## DIRECTIONS
Extract, from the listing that follows, each line containing the word "this".

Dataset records
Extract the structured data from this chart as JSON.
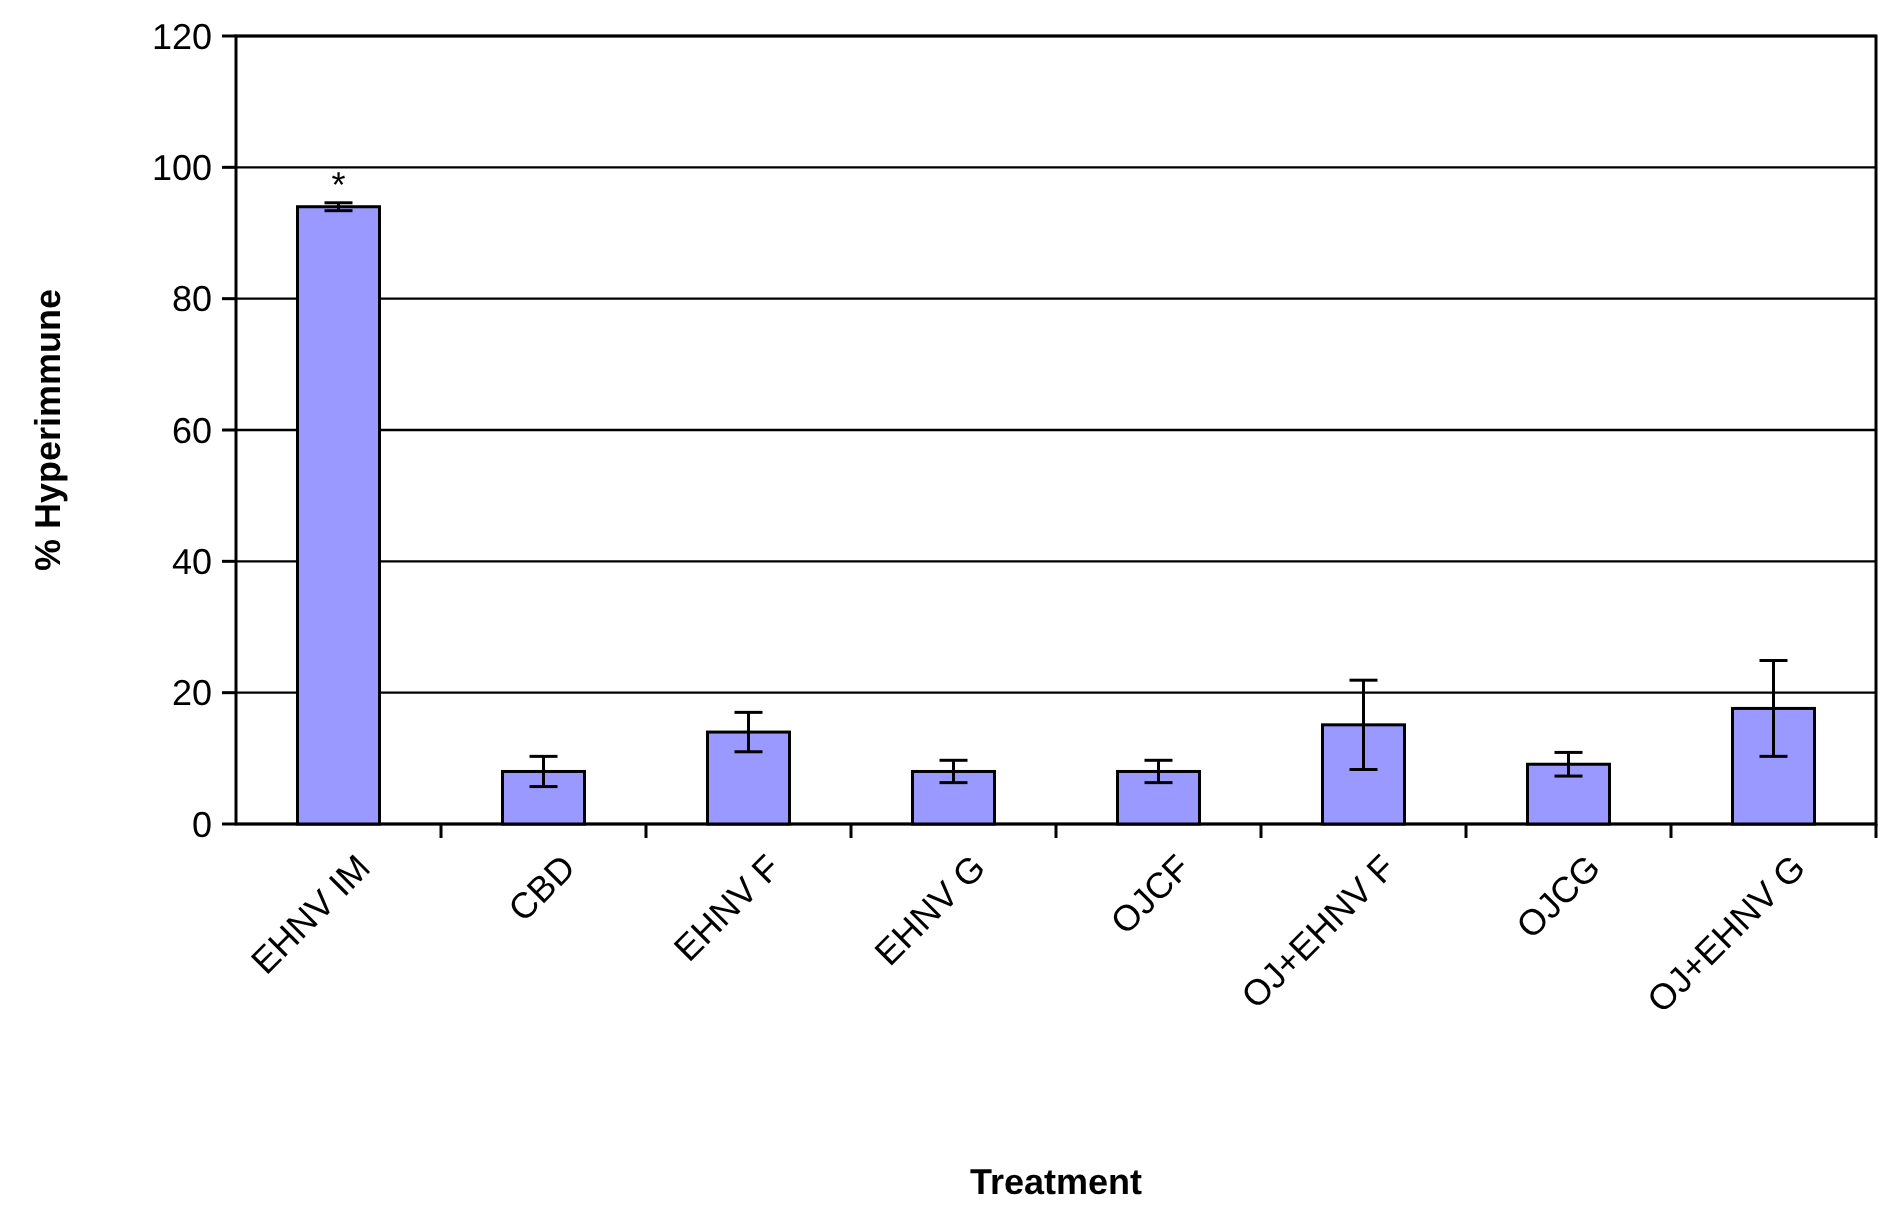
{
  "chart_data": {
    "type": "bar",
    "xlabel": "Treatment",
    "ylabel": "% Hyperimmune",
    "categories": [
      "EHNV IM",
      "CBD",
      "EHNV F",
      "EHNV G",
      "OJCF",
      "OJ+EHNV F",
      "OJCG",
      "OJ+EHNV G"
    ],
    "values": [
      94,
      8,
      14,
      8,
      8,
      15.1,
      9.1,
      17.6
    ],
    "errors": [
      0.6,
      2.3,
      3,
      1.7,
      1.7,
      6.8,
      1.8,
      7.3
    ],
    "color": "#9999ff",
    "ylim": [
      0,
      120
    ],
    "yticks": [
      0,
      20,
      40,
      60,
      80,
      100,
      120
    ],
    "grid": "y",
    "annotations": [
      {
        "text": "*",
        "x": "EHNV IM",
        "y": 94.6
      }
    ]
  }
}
...
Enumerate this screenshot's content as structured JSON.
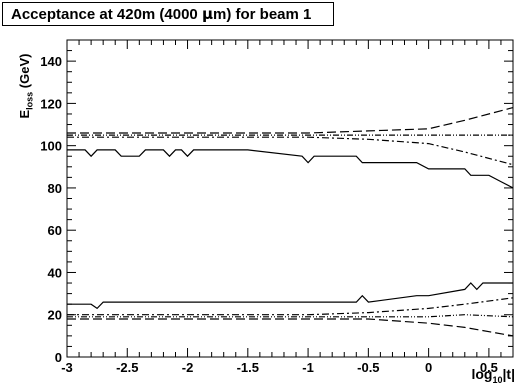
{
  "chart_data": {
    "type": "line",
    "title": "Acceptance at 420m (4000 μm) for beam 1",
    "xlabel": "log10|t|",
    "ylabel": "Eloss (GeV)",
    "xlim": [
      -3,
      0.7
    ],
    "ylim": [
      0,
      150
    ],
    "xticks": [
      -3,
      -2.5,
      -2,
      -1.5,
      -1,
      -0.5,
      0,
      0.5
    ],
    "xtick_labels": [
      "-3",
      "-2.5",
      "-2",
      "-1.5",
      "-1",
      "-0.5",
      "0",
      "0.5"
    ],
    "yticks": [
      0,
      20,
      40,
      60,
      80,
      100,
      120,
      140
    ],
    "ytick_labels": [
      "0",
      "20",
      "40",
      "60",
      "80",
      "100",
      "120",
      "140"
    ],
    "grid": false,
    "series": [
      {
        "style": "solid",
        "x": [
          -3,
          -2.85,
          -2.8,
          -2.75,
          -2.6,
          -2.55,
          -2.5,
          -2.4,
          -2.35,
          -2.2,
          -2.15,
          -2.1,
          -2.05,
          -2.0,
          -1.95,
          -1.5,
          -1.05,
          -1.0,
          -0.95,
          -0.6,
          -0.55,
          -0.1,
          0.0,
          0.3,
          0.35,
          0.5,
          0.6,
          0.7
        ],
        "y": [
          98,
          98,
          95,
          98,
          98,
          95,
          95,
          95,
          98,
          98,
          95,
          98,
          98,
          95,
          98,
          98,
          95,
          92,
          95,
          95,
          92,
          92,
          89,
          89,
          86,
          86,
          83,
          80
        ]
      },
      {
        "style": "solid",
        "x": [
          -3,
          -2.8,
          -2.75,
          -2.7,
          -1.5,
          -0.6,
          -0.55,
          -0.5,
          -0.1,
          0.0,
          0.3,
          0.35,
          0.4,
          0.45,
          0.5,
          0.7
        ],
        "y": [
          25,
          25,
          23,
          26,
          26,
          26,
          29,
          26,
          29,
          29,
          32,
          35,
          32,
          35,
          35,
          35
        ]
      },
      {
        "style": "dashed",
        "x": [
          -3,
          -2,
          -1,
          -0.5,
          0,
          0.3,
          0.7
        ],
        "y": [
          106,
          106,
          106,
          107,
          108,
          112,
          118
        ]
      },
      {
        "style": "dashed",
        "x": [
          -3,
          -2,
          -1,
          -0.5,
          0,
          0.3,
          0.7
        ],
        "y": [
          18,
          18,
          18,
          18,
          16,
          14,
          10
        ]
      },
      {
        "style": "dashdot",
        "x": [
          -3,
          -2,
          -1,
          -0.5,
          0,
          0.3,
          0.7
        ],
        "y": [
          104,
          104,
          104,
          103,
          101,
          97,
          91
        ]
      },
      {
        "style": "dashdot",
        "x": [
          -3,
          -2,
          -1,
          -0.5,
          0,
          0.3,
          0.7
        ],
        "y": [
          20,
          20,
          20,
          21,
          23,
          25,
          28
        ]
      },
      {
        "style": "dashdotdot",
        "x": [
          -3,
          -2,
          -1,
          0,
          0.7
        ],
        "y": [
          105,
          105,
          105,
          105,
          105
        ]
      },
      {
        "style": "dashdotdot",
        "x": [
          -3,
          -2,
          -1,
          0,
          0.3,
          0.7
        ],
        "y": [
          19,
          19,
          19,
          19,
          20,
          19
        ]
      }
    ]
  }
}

## RESULT
Extract the structured data from this chart as JSON.
Enumerate this screenshot's content as structured JSON.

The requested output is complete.